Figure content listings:
◆ ◆ ◆ ◆

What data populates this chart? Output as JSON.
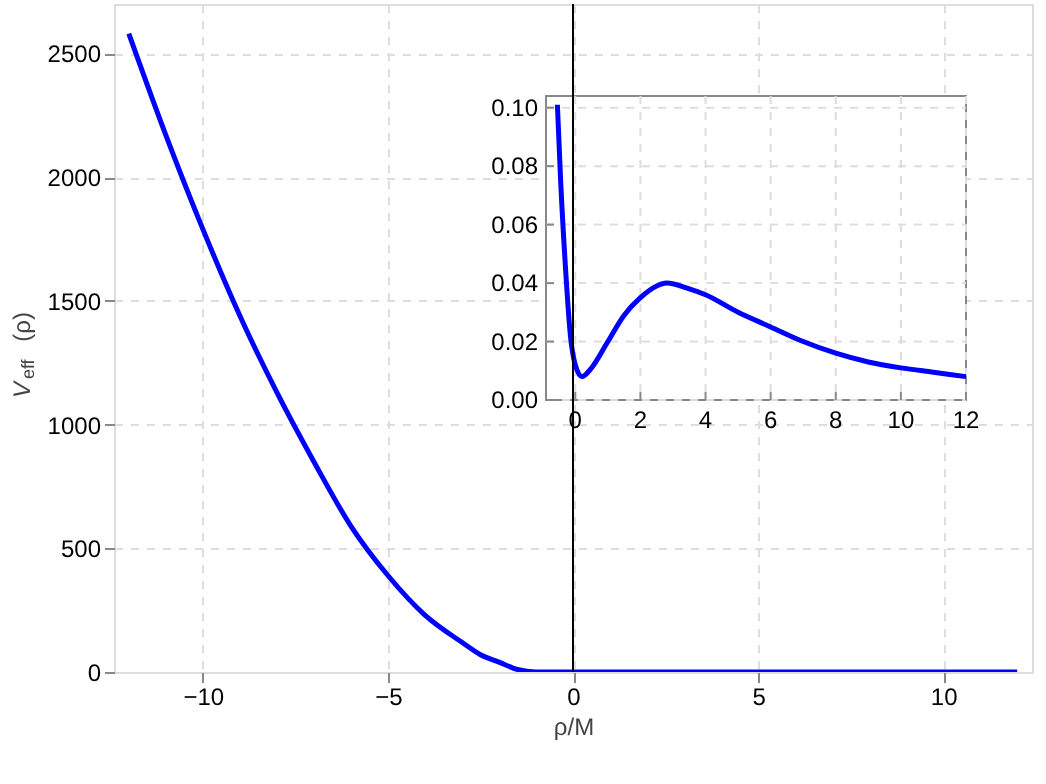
{
  "chart_data": [
    {
      "type": "line",
      "xlabel": "ρ/M",
      "ylabel": "V$_{eff}$(ρ)",
      "xlim": [
        -12.4,
        12.4
      ],
      "ylim": [
        0,
        2700
      ],
      "xticks": [
        -10,
        -5,
        0,
        5,
        10
      ],
      "yticks": [
        0,
        500,
        {
          "value": 1000,
          "label": "1000"
        },
        {
          "value": 1500,
          "label": "1500"
        },
        {
          "value": 2000,
          "label": "2000"
        },
        {
          "value": 2500,
          "label": "2500"
        }
      ],
      "grid": true,
      "ref_lines": [
        {
          "axis": "x",
          "value": 0,
          "color": "#000000"
        }
      ],
      "series": [
        {
          "color": "#0000ff",
          "x": [
            -12,
            -11,
            -10,
            -9,
            -8,
            -7,
            -6,
            -5,
            -4,
            -3,
            -2.5,
            -2,
            -1.5,
            -1,
            -0.5,
            0,
            12
          ],
          "values": [
            2580,
            2170,
            1790,
            1440,
            1130,
            850,
            590,
            390,
            230,
            120,
            70,
            40,
            10,
            0,
            0,
            0,
            0
          ]
        }
      ]
    },
    {
      "type": "line",
      "xlim": [
        -0.9,
        12
      ],
      "ylim": [
        0,
        0.104
      ],
      "xticks": [
        0,
        2,
        4,
        6,
        8,
        10,
        12
      ],
      "yticks": [
        {
          "value": 0,
          "label": "0.00"
        },
        {
          "value": 0.02,
          "label": "0.02"
        },
        {
          "value": 0.04,
          "label": "0.04"
        },
        {
          "value": 0.06,
          "label": "0.06"
        },
        {
          "value": 0.08,
          "label": "0.08"
        },
        {
          "value": 0.1,
          "label": "0.10"
        }
      ],
      "grid": true,
      "series": [
        {
          "color": "#0000ff",
          "x": [
            -0.55,
            -0.45,
            -0.3,
            -0.15,
            0,
            0.2,
            0.5,
            1,
            1.5,
            2,
            2.5,
            2.8,
            3.5,
            4,
            5,
            6,
            7,
            8,
            9,
            10,
            11,
            12
          ],
          "values": [
            0.101,
            0.075,
            0.045,
            0.022,
            0.012,
            0.008,
            0.011,
            0.02,
            0.029,
            0.035,
            0.039,
            0.04,
            0.038,
            0.036,
            0.03,
            0.025,
            0.02,
            0.016,
            0.013,
            0.011,
            0.0095,
            0.008
          ]
        }
      ]
    }
  ]
}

◆ ◆ ◆ ◆

Pictures are excluded; copy every other part of the records exactly.

What data populates this chart? Output as JSON.
{
  "chart_data": [
    {
      "type": "line",
      "xlabel": "ρ/M",
      "ylabel": "V$_{eff}$(ρ)",
      "xlim": [
        -12.4,
        12.4
      ],
      "ylim": [
        0,
        2700
      ],
      "xticks": [
        -10,
        -5,
        0,
        5,
        10
      ],
      "yticks": [
        0,
        500,
        {
          "value": 1000,
          "label": "1000"
        },
        {
          "value": 1500,
          "label": "1500"
        },
        {
          "value": 2000,
          "label": "2000"
        },
        {
          "value": 2500,
          "label": "2500"
        }
      ],
      "grid": true,
      "ref_lines": [
        {
          "axis": "x",
          "value": 0,
          "color": "#000000"
        }
      ],
      "series": [
        {
          "color": "#0000ff",
          "x": [
            -12,
            -11,
            -10,
            -9,
            -8,
            -7,
            -6,
            -5,
            -4,
            -3,
            -2.5,
            -2,
            -1.5,
            -1,
            -0.5,
            0,
            12
          ],
          "values": [
            2580,
            2170,
            1790,
            1440,
            1130,
            850,
            590,
            390,
            230,
            120,
            70,
            40,
            10,
            0,
            0,
            0,
            0
          ]
        }
      ]
    },
    {
      "type": "line",
      "xlim": [
        -0.9,
        12
      ],
      "ylim": [
        0,
        0.104
      ],
      "xticks": [
        0,
        2,
        4,
        6,
        8,
        10,
        12
      ],
      "yticks": [
        {
          "value": 0,
          "label": "0.00"
        },
        {
          "value": 0.02,
          "label": "0.02"
        },
        {
          "value": 0.04,
          "label": "0.04"
        },
        {
          "value": 0.06,
          "label": "0.06"
        },
        {
          "value": 0.08,
          "label": "0.08"
        },
        {
          "value": 0.1,
          "label": "0.10"
        }
      ],
      "grid": true,
      "series": [
        {
          "color": "#0000ff",
          "x": [
            -0.55,
            -0.45,
            -0.3,
            -0.15,
            0,
            0.2,
            0.5,
            1,
            1.5,
            2,
            2.5,
            2.8,
            3.5,
            4,
            5,
            6,
            7,
            8,
            9,
            10,
            11,
            12
          ],
          "values": [
            0.101,
            0.075,
            0.045,
            0.022,
            0.012,
            0.008,
            0.011,
            0.02,
            0.029,
            0.035,
            0.039,
            0.04,
            0.038,
            0.036,
            0.03,
            0.025,
            0.02,
            0.016,
            0.013,
            0.011,
            0.0095,
            0.008
          ]
        }
      ]
    }
  ]
}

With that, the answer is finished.